* begin Records to process *

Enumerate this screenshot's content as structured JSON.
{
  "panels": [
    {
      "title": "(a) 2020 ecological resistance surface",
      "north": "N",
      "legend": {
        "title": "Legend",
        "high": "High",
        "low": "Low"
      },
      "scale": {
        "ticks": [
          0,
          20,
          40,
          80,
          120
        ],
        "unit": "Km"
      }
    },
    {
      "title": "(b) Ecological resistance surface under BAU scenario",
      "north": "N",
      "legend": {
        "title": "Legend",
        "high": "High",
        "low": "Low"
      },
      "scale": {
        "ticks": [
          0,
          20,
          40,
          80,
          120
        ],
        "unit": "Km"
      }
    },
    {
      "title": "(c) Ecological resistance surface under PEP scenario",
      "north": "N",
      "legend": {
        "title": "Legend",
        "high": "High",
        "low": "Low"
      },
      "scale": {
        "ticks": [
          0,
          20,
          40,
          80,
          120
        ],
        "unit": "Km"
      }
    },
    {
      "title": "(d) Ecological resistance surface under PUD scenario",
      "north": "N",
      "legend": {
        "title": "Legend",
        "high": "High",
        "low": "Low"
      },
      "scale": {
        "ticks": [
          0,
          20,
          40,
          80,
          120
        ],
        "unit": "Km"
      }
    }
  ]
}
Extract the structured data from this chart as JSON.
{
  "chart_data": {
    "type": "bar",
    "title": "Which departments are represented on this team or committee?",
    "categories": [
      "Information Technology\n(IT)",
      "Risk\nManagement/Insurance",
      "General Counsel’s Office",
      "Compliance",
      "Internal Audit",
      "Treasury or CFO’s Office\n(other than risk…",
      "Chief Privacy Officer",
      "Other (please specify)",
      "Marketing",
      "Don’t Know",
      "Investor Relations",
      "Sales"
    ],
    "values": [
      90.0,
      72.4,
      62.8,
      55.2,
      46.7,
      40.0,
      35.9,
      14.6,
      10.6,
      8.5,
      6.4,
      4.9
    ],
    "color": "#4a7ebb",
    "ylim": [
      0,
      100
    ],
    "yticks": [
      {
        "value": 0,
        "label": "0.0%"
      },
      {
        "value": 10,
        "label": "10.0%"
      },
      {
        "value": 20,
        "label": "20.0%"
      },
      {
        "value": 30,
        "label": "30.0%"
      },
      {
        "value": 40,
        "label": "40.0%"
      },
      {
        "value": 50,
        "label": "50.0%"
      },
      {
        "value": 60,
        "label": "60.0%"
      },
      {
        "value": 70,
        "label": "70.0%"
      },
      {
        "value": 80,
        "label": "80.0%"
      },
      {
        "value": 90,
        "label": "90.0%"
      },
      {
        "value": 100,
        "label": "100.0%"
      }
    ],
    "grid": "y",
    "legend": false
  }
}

* end Records to process *

◆ The problem: Look over the listing. Pull out every line with the string "this" in it.

◆ Response to the exercise:
Enumerate this screenshot's content as structured JSON.
Extract the structured data from this chart as JSON.
    "title": "Which departments are represented on this team or committee?",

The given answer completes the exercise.